>> Begin DOCUMENT PASSAGE
I'd frankly be a lot more comfortable if George W. Bush fought terrorism as an eccentric millionaire--using only his wiles and his butler.

To put this another way, it'd be a different sort of comic altogether if Batman merely sat in the Gotham Mayor's office and turned the entire city government into his goon squad.

Hilzoy, would you care to write another posting? One which actually attempts to address what Klavan said, instead of one which riffs off on the usual tired crap without even vaguely touching upon Klavan's observations while purporting to be a rebuttal?

No, you won't. Because that would require intellectual integrity. And heft. Neither of which you have ever (to my knowledge) demonstrated.

Last Years Man: You're one of the few people who can break Godwin's law and still have my respect.
>> End DOCUMENT PASSAGE
>> Begin DATASET CONTENT
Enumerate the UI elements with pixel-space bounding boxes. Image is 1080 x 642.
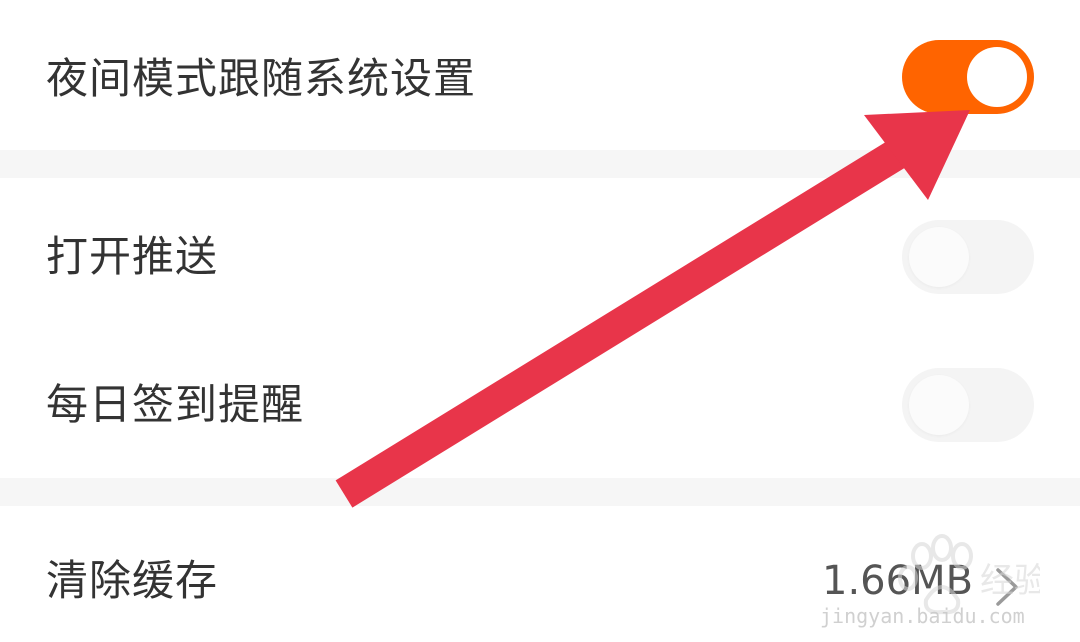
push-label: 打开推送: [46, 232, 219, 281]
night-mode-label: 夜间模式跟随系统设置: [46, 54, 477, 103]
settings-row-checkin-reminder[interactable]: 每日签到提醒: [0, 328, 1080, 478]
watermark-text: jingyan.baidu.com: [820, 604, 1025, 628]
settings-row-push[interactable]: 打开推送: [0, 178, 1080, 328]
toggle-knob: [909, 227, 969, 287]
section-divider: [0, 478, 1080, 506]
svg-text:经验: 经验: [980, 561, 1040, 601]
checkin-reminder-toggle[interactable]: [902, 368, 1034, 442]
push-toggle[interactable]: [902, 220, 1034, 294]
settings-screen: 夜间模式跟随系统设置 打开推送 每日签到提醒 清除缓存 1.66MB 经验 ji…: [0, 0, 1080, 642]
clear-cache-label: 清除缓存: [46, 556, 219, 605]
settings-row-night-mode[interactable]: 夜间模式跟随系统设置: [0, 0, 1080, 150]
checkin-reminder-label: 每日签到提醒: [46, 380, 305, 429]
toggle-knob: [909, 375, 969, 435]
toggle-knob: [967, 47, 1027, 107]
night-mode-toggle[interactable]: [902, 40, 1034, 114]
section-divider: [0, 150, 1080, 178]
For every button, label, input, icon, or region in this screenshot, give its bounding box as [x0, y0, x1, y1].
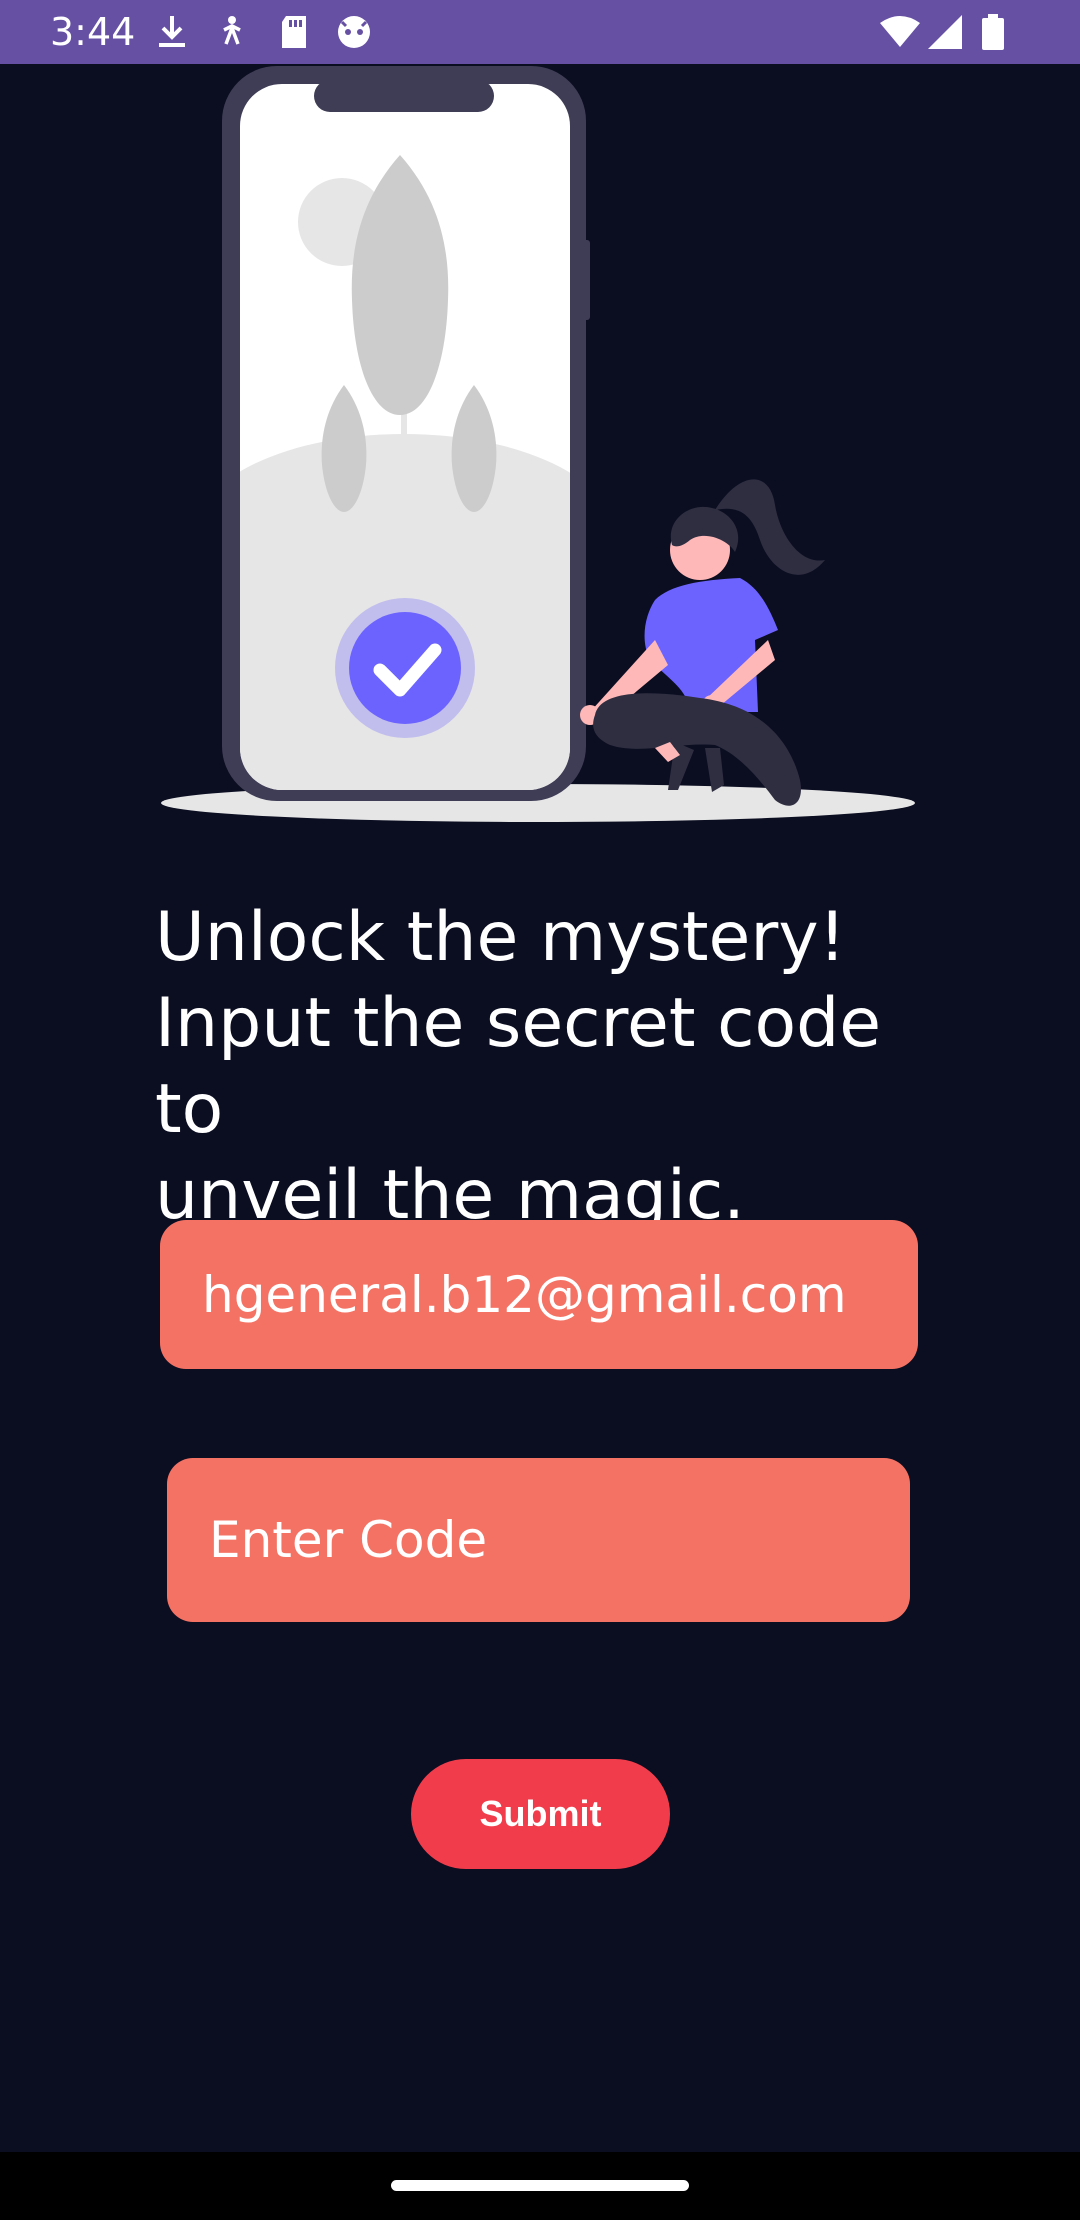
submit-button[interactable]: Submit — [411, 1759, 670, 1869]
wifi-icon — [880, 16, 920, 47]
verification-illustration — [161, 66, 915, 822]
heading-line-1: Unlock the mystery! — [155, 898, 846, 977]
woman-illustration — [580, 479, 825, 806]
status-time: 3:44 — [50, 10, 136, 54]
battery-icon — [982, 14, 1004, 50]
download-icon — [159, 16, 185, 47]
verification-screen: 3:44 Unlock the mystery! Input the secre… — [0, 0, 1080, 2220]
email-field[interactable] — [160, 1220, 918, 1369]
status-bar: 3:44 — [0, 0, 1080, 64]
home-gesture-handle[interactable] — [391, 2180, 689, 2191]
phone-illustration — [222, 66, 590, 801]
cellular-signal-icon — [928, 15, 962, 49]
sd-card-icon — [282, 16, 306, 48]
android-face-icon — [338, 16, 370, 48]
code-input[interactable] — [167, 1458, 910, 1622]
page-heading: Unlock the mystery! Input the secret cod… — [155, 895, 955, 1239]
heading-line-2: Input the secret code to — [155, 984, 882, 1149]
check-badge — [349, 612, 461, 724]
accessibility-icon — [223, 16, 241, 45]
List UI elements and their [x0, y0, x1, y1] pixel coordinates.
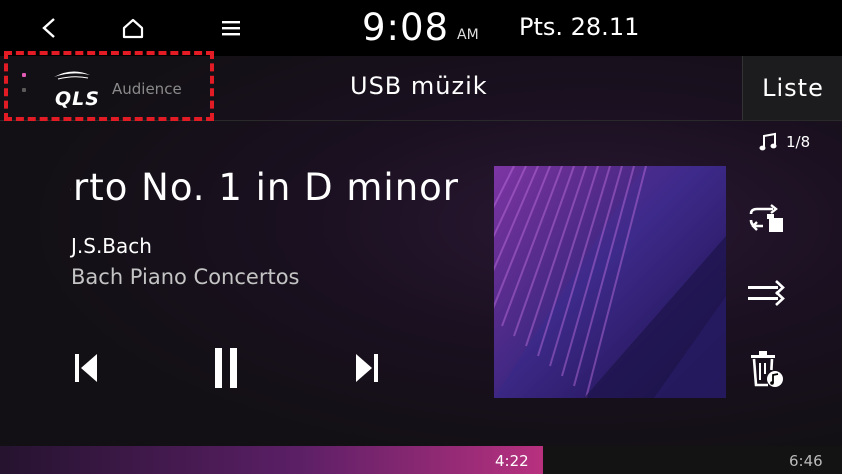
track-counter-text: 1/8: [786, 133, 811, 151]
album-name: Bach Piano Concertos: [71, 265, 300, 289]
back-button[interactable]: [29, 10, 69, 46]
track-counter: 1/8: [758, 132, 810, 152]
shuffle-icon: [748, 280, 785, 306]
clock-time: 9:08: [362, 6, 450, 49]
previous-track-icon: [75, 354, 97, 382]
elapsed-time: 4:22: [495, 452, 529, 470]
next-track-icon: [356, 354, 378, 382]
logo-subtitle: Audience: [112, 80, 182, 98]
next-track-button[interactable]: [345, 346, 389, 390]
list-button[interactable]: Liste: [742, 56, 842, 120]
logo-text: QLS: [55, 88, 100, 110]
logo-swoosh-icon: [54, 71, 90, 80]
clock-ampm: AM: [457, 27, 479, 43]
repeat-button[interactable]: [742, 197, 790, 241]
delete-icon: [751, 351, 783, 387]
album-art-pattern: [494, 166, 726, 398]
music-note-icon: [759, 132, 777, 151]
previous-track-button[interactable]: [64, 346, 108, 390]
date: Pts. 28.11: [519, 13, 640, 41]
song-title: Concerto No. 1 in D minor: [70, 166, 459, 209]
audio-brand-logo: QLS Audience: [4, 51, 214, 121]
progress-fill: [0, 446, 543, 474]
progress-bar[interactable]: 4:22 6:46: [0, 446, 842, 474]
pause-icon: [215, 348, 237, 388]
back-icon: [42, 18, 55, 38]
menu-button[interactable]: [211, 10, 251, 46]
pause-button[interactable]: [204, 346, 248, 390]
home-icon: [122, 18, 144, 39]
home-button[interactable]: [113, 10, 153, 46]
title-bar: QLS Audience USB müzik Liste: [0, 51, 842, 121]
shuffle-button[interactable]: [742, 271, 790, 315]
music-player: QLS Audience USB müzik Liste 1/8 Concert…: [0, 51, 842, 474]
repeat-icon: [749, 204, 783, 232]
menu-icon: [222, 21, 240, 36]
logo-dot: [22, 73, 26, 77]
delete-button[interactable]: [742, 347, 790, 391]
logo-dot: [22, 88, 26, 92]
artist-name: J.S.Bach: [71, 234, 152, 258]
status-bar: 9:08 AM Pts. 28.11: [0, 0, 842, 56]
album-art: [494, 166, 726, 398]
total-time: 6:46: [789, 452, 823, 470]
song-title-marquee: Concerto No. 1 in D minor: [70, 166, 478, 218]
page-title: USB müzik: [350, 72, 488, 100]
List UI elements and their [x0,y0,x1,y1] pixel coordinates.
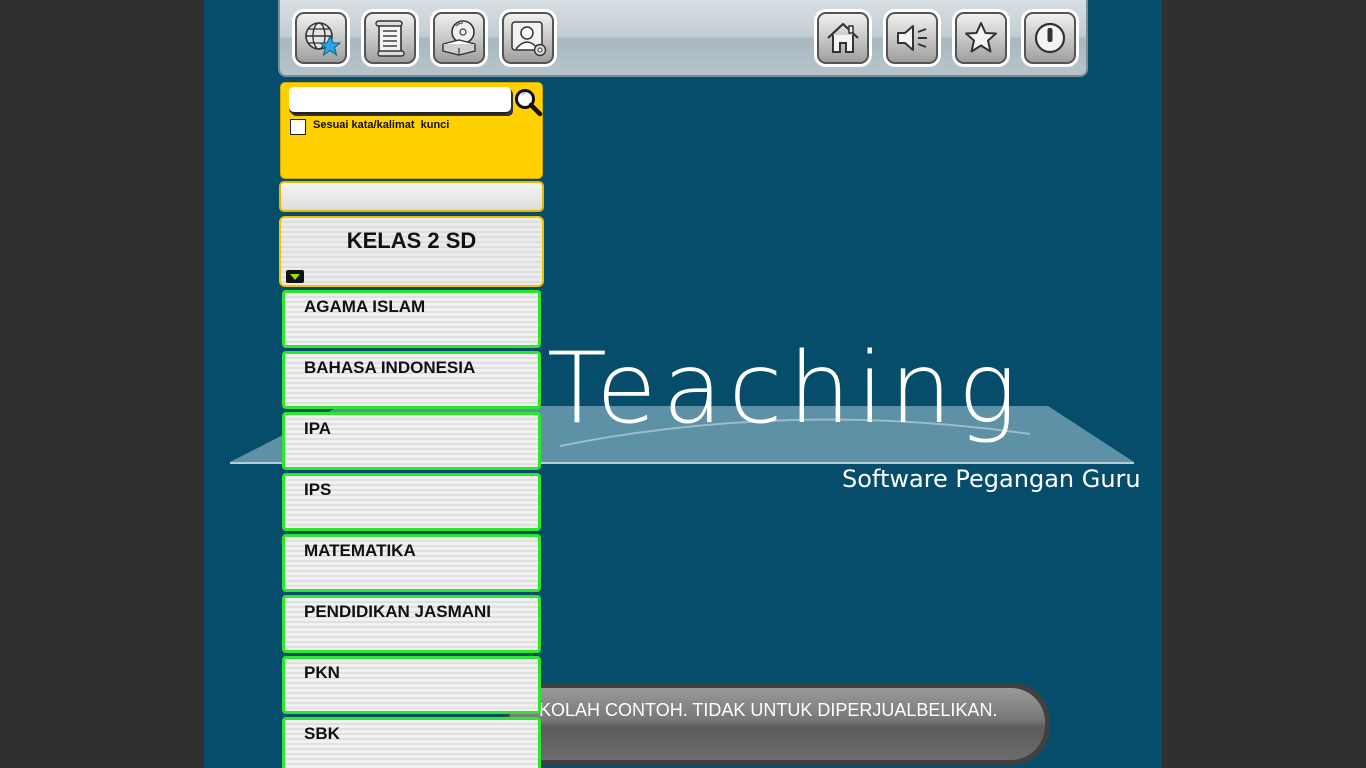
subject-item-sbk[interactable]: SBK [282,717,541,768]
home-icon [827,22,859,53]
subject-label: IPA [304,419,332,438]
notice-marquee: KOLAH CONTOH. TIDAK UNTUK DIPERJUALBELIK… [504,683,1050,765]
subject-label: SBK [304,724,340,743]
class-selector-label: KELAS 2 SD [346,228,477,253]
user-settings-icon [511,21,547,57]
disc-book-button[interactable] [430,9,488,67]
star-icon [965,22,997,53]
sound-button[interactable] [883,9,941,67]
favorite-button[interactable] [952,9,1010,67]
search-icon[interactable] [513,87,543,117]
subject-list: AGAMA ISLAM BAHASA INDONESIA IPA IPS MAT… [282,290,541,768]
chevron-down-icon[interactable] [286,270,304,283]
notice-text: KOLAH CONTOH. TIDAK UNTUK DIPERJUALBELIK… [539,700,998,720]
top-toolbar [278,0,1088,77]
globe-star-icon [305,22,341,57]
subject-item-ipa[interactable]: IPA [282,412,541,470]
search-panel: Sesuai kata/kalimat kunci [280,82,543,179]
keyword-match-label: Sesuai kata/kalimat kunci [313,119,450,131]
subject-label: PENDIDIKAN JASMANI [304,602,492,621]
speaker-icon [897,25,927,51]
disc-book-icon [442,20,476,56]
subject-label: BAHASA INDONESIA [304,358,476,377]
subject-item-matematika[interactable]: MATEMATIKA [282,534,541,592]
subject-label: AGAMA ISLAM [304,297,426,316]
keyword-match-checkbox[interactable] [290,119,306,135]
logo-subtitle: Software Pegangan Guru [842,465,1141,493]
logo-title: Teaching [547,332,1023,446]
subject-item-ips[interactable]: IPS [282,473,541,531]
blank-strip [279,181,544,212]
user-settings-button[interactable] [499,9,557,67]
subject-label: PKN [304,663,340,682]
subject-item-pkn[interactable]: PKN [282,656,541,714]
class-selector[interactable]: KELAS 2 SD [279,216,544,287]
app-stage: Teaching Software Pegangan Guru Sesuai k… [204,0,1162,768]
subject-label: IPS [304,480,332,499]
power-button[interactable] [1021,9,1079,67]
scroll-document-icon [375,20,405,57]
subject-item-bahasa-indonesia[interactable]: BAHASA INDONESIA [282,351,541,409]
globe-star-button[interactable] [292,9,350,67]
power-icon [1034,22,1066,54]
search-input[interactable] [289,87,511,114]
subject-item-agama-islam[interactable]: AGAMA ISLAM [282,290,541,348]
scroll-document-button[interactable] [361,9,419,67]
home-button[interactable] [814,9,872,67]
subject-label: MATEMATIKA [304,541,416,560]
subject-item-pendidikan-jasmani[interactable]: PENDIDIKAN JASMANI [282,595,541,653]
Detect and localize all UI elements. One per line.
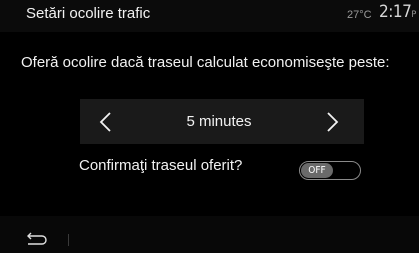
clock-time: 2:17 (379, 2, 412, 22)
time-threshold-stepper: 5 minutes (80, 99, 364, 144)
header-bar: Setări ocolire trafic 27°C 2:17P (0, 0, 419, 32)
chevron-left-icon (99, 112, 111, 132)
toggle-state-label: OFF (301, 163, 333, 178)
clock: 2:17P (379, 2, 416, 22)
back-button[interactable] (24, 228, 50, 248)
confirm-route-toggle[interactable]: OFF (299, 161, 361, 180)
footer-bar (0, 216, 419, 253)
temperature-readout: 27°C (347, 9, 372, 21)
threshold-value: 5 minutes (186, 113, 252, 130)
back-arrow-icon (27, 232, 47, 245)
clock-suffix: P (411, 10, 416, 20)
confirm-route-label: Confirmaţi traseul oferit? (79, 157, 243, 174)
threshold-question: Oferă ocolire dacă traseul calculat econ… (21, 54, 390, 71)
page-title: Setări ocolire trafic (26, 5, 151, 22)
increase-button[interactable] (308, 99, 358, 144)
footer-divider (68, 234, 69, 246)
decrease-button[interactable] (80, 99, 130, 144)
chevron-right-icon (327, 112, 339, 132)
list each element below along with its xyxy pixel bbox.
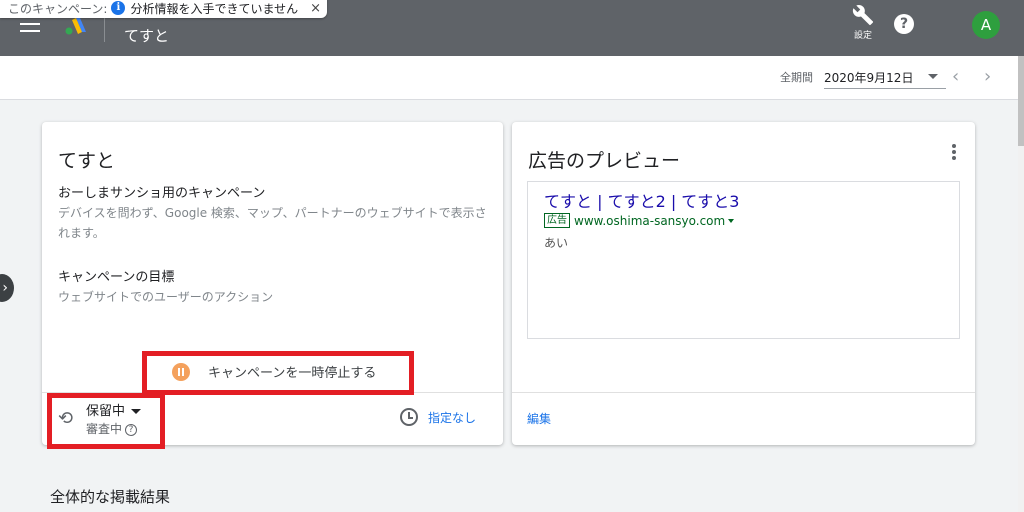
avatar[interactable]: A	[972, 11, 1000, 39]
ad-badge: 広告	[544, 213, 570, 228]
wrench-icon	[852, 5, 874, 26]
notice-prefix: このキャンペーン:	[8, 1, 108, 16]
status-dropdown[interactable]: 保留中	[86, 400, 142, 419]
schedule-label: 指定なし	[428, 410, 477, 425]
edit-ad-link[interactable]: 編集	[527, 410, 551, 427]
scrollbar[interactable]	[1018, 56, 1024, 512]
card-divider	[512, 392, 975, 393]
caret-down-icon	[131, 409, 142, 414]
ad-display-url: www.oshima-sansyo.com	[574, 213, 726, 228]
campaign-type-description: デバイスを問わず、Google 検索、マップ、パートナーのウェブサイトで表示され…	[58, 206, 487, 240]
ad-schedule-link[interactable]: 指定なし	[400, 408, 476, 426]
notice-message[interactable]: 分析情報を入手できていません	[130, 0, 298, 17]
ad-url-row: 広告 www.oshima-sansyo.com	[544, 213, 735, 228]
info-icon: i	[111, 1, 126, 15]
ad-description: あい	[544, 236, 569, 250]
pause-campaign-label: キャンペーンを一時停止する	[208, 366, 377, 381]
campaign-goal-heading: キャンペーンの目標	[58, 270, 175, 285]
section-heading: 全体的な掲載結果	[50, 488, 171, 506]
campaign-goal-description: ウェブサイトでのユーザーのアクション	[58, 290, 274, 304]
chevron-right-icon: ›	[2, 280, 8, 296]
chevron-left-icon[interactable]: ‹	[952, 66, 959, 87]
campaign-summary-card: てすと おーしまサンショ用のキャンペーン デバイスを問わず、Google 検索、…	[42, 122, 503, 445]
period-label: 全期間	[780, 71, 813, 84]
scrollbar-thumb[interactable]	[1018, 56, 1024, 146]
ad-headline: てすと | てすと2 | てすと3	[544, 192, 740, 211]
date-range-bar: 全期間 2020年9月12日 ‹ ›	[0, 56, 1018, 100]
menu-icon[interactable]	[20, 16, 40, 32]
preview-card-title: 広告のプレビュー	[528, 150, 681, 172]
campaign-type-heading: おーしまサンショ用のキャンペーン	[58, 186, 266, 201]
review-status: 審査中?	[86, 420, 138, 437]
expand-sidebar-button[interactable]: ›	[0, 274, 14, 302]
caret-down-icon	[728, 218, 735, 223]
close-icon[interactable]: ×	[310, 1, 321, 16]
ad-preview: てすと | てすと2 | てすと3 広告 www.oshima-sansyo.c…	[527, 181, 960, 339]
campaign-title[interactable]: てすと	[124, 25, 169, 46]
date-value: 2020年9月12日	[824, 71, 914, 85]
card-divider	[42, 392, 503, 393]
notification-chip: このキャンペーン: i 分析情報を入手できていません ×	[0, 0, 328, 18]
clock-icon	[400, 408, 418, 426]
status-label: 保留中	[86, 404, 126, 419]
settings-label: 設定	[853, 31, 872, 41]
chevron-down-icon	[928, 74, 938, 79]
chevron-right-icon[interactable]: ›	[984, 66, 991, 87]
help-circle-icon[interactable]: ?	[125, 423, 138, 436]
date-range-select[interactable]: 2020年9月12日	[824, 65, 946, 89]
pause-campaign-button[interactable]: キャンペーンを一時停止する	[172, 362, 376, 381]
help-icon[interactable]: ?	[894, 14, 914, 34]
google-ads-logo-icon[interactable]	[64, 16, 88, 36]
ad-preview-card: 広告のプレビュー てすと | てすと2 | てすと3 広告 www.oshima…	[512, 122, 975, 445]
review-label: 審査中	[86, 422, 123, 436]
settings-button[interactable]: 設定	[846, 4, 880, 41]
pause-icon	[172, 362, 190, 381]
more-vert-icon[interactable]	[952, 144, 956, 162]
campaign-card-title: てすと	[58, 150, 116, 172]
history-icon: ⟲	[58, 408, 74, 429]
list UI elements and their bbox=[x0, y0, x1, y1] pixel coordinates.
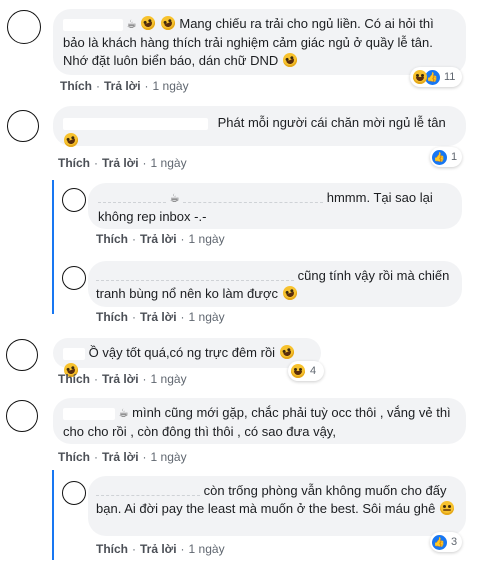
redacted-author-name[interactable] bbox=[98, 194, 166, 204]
>> End DATASET CONTENT
[TO BE DONE]
1. Using the comments about Bush and Batman, decide whether each statement agrees with the text. Answer yes or no, and quote the words that decide it.
(a) The writer would feel better if Bush fought terrorism with only his wiles and his butler.
(b) The comments say Batman sits in the Gotham Mayor's office.
(c) Last Years Man has lost the writer's respect.
2. Answer these from the comments about Bush and Batman:
(a) What is Hilzoy asked to write?
(b) Whose observations is the rebuttal said not to touch upon?
(c) Which law does Last Years Man break?
3. Translate this sentence from the comments about Bush and Batman into Spanish: "Hilzoy, would you care to write another posting?"

[FINAL ANSWERS]
1.
(a) Yes: "I'd frankly be a lot more comfortable if George W. Bush fought terrorism as an eccentric millionaire--using only his wiles and his butler."
(b) No: "it'd be a different sort of comic altogether if Batman merely sat in the Gotham Mayor's office"
(c) No: "You're one of the few people who can break Godwin's law and still have my respect."

2.
(a) Another posting
(b) Klavan's
(c) Godwin's law

3. Hilzoy, ¿querrías escribir otra entrada?